-- start of PROVIDED ENTRIES --

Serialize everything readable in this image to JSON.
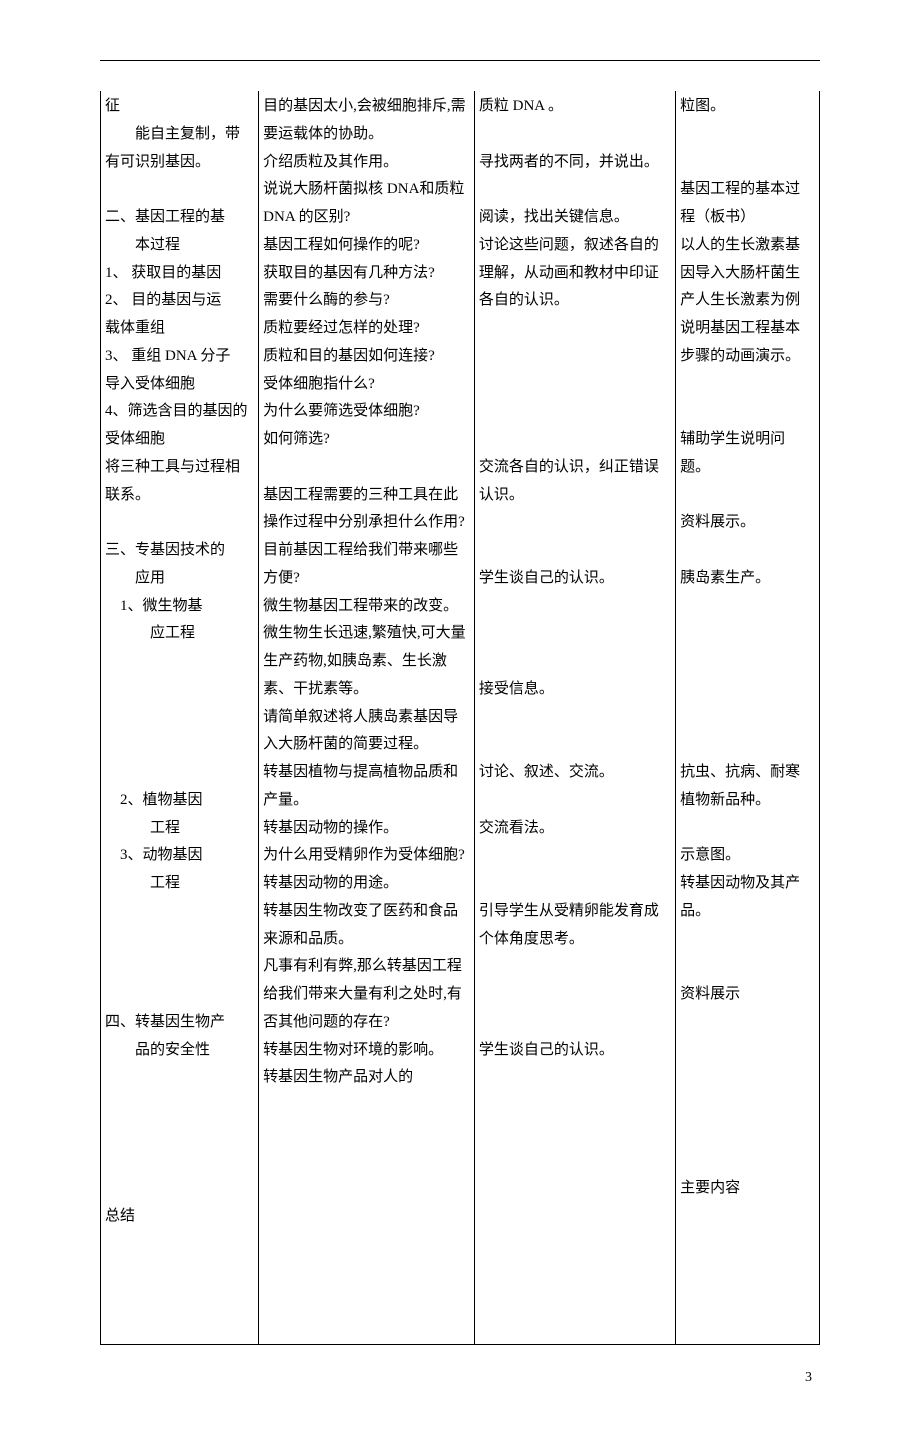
{
  "pageNumber": "3",
  "table": {
    "col1": [
      "征",
      "　　能自主复制，带有可识别基因。",
      "",
      "二、基因工程的基",
      "　　本过程",
      "1、 获取目的基因",
      "2、 目的基因与运",
      " 载体重组",
      "3、 重组 DNA 分子",
      " 导入受体细胞",
      "4、筛选含目的基因的受体细胞",
      "将三种工具与过程相联系。",
      "",
      "三、专基因技术的",
      "　　应用",
      "　1、微生物基",
      "　　　应工程",
      "",
      "",
      "",
      "",
      "",
      "　2、植物基因",
      "　　　工程",
      "　3、动物基因",
      "　　　工程",
      "",
      "",
      "",
      "",
      "四、转基因生物产",
      "　　品的安全性",
      "",
      "",
      "",
      "",
      "",
      "总结",
      "",
      "",
      ""
    ],
    "col2": [
      "目的基因太小,会被细胞排斥,需要运载体的协助。",
      "介绍质粒及其作用。",
      "说说大肠杆菌拟核 DNA和质粒 DNA 的区别?",
      "基因工程如何操作的呢?",
      "获取目的基因有几种方法?",
      "需要什么酶的参与?",
      "质粒要经过怎样的处理?",
      "质粒和目的基因如何连接?",
      "受体细胞指什么?",
      "为什么要筛选受体细胞?",
      "如何筛选?",
      "",
      "基因工程需要的三种工具在此操作过程中分别承担什么作用?",
      "目前基因工程给我们带来哪些方便?",
      "微生物基因工程带来的改变。",
      "微生物生长迅速,繁殖快,可大量生产药物,如胰岛素、生长激素、干扰素等。",
      "请简单叙述将人胰岛素基因导入大肠杆菌的简要过程。",
      "转基因植物与提高植物品质和产量。",
      "转基因动物的操作。",
      "为什么用受精卵作为受体细胞?",
      "转基因动物的用途。",
      "转基因生物改变了医药和食品来源和品质。",
      "凡事有利有弊,那么转基因工程给我们带来大量有利之处时,有否其他问题的存在?",
      "转基因生物对环境的影响。",
      "转基因生物产品对人的"
    ],
    "col3": [
      "质粒 DNA 。",
      "",
      "寻找两者的不同，并说出。",
      "",
      "阅读，找出关键信息。",
      "讨论这些问题，叙述各自的理解，从动画和教材中印证各自的认识。",
      "",
      "",
      "",
      "",
      "",
      "交流各自的认识，纠正错误认识。",
      "",
      "",
      "学生谈自己的认识。",
      "",
      "",
      "",
      "接受信息。",
      "",
      "",
      "讨论、叙述、交流。",
      "",
      "交流看法。",
      "",
      "",
      "引导学生从受精卵能发育成个体角度思考。",
      "",
      "",
      "",
      "学生谈自己的认识。",
      "",
      "",
      "",
      "",
      "",
      "",
      "",
      "",
      "",
      ""
    ],
    "col4": [
      "粒图。",
      "",
      "",
      "基因工程的基本过程（板书）",
      "以人的生长激素基因导入大肠杆菌生产人生长激素为例说明基因工程基本步骤的动画演示。",
      "",
      "",
      "辅助学生说明问题。",
      "",
      "资料展示。",
      "",
      "胰岛素生产。",
      "",
      "",
      "",
      "",
      "",
      "",
      "抗虫、抗病、耐寒植物新品种。",
      "",
      "示意图。",
      "转基因动物及其产品。",
      "",
      "",
      "资料展示",
      "",
      "",
      "",
      "",
      "",
      "",
      "主要内容",
      "",
      "",
      ""
    ]
  }
}
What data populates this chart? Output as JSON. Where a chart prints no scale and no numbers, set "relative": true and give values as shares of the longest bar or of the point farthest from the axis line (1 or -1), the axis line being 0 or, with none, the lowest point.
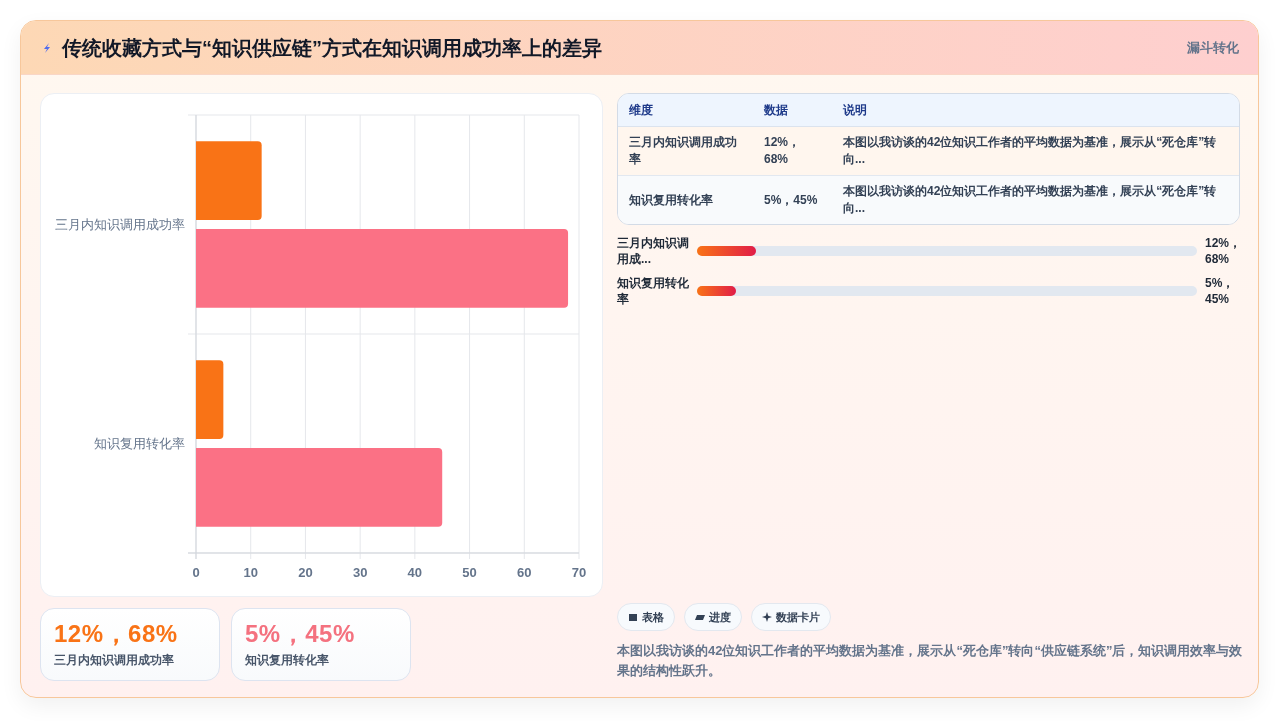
{
  "chart_data": [
    {
      "type": "other",
      "title": "传统收藏方式与“知识供应链”方式在知识调用成功率上的差异",
      "subtitle": "漏斗转化"
    },
    {
      "type": "bar",
      "orientation": "horizontal",
      "categories": [
        "三月内知识调用成功率",
        "知识复用转化率"
      ],
      "series": [
        {
          "color": "#f97316",
          "values": [
            12,
            5
          ]
        },
        {
          "color": "#fb7185",
          "values": [
            68,
            45
          ]
        }
      ],
      "xlim": [
        0,
        70
      ],
      "xticks": [
        0,
        10,
        20,
        30,
        40,
        50,
        60,
        70
      ],
      "grid": true
    },
    {
      "type": "other",
      "categories": [
        "维度",
        "数据",
        "说明"
      ],
      "y_categories": [
        "三月内知识调用成功率",
        "知识复用转化率"
      ],
      "cell_labels": [
        [
          "12%，68%",
          "本图以我访谈的42位知识工作者的平均数据为基准，展示从“死仓库”转向..."
        ],
        [
          "5%，45%",
          "本图以我访谈的42位知识工作者的平均数据为基准，展示从“死仓库”转向..."
        ]
      ]
    },
    {
      "type": "bar",
      "orientation": "horizontal",
      "relative": true,
      "categories": [
        "三月内知识调用成...",
        "知识复用转化率"
      ],
      "values": [
        1,
        0.66
      ],
      "color": "#e11d48",
      "tick_labels": "y",
      "annotations": [
        "12%，68%",
        "5%，45%"
      ]
    },
    {
      "type": "other",
      "categories": [
        "三月内知识调用成功率",
        "知识复用转化率"
      ],
      "value_labels": [
        "12%，68%",
        "5%，45%"
      ]
    },
    {
      "type": "other",
      "categories": [
        "表格",
        "进度",
        "数据卡片"
      ],
      "annotations": [
        "本图以我访谈的42位知识工作者的平均数据为基准，展示从“死仓库”转向“供应链系统”后，知识调用效率与效果的结构性跃升。"
      ]
    }
  ]
}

-- end of PROVIDED ENTRIES --

## [TASK PROMPT]
Find every line in the records that has the string "values", then state how many there are and nothing else.

## [WORKED SOLUTION]
4